→ **Short exercise**:
Read through the data and report every line in which the word "Передовые" occurs.

══════════════════════════════

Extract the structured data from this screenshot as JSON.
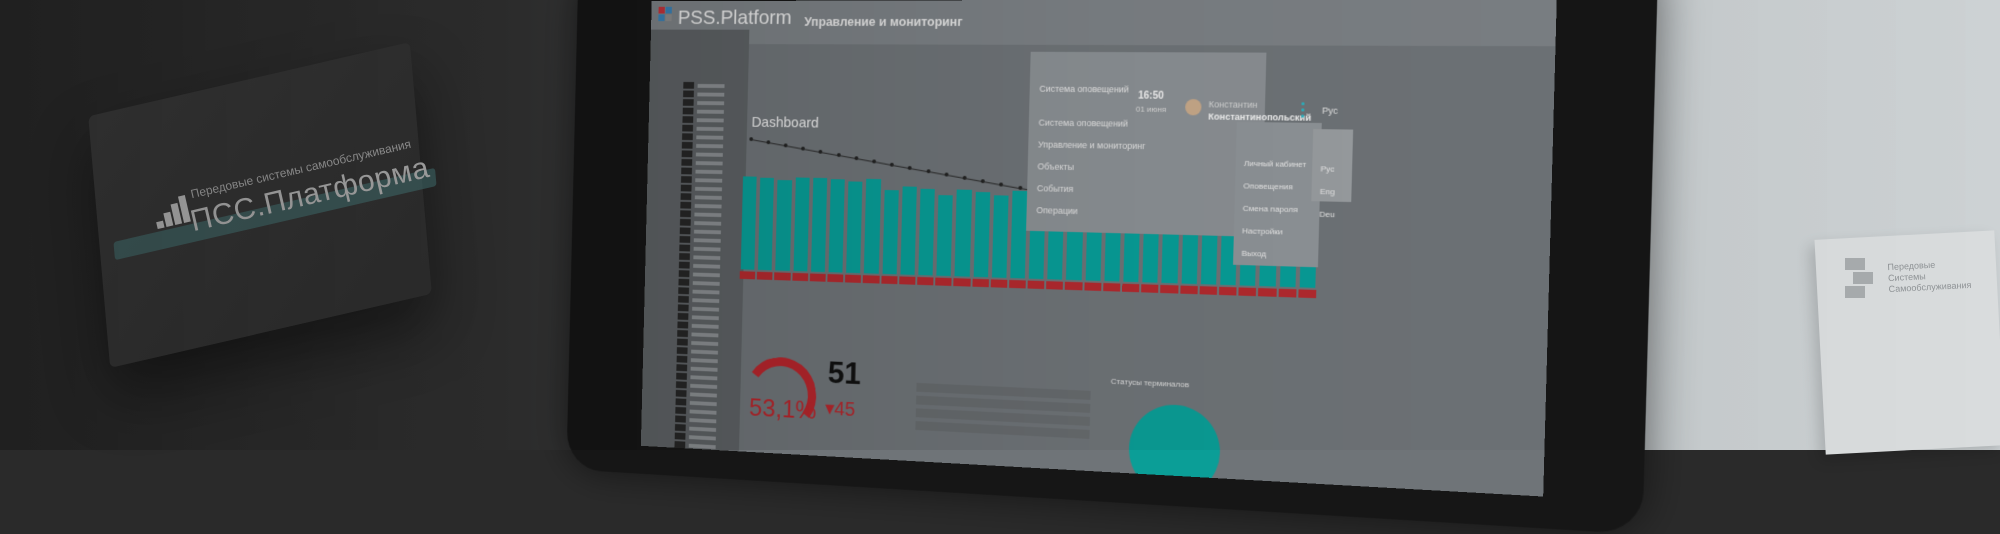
{
  "box": {
    "tagline": "Передовые системы самообслуживания",
    "brand": "ПСС.Платформа"
  },
  "app": {
    "title": "PSS.Platform",
    "page_title": "Управление и мониторинг",
    "dashboard_title": "Dashboard"
  },
  "header": {
    "menu_head": "Система оповещений",
    "time": "16:50",
    "date": "01 июня",
    "user_first": "Константин",
    "user_last": "Константинопольский",
    "lang_current": "Рус"
  },
  "main_menu": [
    "Система оповещений",
    "Управление и мониторинг",
    "Объекты",
    "События",
    "Операции"
  ],
  "user_menu": [
    "Личный кабинет",
    "Оповещения",
    "Смена пароля",
    "Настройки",
    "Выход"
  ],
  "languages": [
    "Рус",
    "Eng",
    "Deu"
  ],
  "kpi": {
    "percent": "53,1%",
    "count": "51",
    "delta": "▾45"
  },
  "status_title": "Статусы терминалов",
  "paper": {
    "name_l1": "Передовые",
    "name_l2": "Системы",
    "name_l3": "Самообслуживания"
  },
  "chart_data": {
    "type": "bar",
    "values": [
      62,
      61,
      60,
      62,
      62,
      61,
      60,
      62,
      55,
      57,
      56,
      52,
      56,
      55,
      53,
      56,
      53,
      52,
      50,
      50,
      48,
      50,
      48,
      47,
      44,
      48,
      48,
      47,
      48,
      45,
      40
    ],
    "line": [
      100,
      99,
      98,
      97,
      96,
      95,
      94,
      93,
      92,
      91,
      90,
      89,
      88,
      87,
      86,
      85,
      84,
      83,
      82,
      81,
      80,
      79,
      78,
      77,
      76,
      75,
      74,
      73,
      72,
      71,
      70
    ],
    "colors": {
      "bar": "#089e98",
      "band": "#b32a2f",
      "line": "#2a2a2a"
    }
  }
}
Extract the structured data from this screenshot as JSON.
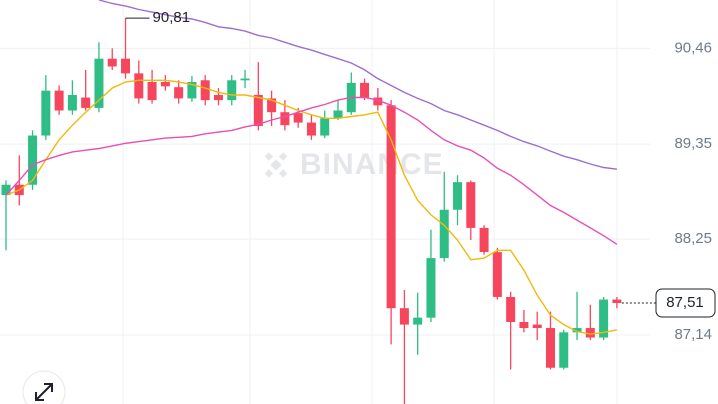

══════════════════════════════

→ **Solution to the problem**:
    "tagline": "Передовые системы самообслуживания",
    "name_l1": "Передовые",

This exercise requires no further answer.